[Material provided start]
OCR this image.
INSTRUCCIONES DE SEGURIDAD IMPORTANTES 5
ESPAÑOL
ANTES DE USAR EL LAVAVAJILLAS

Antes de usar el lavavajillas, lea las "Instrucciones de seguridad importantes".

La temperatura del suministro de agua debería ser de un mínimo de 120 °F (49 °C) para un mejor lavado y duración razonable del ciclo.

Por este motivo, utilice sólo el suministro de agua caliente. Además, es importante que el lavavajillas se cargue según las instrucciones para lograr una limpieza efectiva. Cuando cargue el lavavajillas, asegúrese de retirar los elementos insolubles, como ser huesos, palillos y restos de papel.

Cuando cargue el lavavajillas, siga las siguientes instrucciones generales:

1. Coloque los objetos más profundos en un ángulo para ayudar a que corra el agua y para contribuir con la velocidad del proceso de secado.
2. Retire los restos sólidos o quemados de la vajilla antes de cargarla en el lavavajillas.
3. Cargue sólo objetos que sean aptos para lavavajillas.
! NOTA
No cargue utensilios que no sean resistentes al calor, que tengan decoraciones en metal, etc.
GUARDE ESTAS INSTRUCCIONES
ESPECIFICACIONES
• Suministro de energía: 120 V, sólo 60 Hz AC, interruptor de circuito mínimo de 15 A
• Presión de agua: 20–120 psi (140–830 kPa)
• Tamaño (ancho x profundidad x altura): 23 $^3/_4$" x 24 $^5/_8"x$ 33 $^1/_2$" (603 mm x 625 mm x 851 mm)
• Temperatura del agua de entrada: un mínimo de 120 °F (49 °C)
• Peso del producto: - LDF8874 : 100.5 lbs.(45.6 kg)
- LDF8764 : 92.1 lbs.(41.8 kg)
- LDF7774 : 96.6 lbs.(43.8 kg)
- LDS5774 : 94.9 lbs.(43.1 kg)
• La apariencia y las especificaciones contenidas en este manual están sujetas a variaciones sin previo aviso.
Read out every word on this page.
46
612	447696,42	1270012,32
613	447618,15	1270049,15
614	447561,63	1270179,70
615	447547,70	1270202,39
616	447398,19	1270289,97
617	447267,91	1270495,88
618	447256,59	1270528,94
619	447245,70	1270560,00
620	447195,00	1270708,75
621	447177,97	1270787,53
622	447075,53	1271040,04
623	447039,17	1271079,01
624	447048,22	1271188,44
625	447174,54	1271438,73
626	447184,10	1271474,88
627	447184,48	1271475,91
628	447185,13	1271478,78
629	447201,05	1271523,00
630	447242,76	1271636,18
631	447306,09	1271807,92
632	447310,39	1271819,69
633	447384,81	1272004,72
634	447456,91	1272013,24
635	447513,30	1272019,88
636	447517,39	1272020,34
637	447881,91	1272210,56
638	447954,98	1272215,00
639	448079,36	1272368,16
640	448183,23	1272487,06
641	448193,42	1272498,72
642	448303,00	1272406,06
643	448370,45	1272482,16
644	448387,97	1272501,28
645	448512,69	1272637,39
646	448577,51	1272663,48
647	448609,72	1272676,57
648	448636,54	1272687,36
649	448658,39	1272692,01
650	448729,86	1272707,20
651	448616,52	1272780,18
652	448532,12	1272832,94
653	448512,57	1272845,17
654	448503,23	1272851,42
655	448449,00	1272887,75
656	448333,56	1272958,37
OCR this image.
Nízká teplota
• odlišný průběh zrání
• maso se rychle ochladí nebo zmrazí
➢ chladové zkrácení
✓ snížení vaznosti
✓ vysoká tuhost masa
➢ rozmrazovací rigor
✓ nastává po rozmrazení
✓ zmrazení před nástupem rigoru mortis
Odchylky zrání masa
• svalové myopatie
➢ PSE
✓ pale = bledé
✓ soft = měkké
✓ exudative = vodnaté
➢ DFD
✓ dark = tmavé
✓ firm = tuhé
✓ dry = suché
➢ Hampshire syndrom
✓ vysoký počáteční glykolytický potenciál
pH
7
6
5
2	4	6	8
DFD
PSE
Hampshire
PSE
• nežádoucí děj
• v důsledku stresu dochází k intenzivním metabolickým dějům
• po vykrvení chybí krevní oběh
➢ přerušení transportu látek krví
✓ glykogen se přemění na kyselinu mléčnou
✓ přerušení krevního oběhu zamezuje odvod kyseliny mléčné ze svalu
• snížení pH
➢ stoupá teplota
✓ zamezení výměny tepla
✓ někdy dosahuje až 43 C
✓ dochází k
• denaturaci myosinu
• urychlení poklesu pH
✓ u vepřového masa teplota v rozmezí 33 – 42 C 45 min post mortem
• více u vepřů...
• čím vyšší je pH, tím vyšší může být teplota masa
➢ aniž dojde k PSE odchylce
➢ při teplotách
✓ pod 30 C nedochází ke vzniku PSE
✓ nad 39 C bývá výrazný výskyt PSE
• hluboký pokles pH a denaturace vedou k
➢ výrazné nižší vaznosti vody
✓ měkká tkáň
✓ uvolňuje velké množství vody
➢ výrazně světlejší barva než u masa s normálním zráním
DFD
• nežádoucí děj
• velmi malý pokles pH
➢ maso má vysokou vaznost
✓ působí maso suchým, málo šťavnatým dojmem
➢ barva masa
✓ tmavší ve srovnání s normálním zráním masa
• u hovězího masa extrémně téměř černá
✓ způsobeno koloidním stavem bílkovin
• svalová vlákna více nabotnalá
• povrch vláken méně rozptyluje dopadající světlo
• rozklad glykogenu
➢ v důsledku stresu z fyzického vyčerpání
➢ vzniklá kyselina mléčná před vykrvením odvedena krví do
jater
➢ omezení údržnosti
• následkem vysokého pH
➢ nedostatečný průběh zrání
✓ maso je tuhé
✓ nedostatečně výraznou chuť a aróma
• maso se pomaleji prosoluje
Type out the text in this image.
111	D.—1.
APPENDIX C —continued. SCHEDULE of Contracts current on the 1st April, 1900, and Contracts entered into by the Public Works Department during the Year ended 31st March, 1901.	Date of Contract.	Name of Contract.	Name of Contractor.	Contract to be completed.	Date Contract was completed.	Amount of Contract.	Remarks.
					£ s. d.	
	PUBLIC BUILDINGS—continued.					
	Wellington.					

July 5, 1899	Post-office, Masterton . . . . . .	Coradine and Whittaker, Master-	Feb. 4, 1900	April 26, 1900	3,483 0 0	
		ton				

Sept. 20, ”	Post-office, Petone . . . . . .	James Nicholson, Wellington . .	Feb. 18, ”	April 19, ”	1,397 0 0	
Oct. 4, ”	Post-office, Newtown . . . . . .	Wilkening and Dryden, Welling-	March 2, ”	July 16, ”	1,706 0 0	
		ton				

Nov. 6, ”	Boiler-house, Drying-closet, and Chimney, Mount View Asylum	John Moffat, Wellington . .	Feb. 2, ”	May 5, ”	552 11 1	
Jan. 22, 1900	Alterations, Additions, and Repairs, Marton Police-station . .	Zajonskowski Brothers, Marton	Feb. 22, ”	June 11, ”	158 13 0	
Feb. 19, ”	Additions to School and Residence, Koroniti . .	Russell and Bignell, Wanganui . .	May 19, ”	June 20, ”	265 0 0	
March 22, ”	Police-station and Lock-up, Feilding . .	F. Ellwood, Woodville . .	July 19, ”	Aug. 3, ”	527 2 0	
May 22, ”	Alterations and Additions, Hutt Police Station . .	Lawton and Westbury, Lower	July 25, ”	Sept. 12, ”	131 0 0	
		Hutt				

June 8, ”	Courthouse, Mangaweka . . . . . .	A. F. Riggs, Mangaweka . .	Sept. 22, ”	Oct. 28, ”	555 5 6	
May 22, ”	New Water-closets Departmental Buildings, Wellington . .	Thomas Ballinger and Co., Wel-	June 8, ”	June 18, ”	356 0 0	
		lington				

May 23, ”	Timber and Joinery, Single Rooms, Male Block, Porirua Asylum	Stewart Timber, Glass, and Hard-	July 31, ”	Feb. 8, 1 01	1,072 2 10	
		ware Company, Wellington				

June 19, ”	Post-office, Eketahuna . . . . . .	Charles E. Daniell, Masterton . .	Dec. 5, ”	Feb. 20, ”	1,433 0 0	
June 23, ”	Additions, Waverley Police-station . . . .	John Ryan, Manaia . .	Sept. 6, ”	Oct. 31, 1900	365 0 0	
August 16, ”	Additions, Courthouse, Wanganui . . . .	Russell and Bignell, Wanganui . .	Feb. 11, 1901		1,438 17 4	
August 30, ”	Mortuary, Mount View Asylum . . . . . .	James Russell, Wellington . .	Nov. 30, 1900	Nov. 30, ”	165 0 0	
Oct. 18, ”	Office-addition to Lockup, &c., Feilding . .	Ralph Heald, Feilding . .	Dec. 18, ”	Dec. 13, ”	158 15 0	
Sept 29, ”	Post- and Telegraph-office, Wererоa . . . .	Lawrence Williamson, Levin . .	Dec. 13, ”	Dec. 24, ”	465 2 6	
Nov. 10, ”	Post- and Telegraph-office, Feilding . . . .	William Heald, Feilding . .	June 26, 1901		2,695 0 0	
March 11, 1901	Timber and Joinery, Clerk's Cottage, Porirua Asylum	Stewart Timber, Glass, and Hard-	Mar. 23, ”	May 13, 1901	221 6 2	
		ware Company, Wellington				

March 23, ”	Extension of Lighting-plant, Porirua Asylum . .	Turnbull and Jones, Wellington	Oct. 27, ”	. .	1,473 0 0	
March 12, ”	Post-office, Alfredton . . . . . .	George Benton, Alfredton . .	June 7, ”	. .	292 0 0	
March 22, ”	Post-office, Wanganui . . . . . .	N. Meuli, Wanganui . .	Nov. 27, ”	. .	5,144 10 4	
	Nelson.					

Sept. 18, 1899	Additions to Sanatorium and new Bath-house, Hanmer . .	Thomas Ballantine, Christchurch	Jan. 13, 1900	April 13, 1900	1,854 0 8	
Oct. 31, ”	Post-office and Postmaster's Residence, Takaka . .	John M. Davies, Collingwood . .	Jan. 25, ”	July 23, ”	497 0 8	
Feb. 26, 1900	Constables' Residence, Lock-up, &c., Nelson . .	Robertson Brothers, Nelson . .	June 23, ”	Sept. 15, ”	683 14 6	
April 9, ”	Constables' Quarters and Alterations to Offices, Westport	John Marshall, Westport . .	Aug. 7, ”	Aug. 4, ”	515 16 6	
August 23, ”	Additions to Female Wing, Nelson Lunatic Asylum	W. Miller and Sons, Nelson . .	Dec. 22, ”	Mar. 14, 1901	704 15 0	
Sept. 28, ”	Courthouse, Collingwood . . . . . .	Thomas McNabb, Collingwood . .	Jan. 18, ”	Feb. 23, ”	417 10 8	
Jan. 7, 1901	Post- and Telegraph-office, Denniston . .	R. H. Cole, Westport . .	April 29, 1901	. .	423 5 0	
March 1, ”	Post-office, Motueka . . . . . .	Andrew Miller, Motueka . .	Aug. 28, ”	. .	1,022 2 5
[Material provided end]
◆ Stated exercise
Your task is to report how many lines of the material include the string "objetos". Give the number and no other words.

◆ Reply
2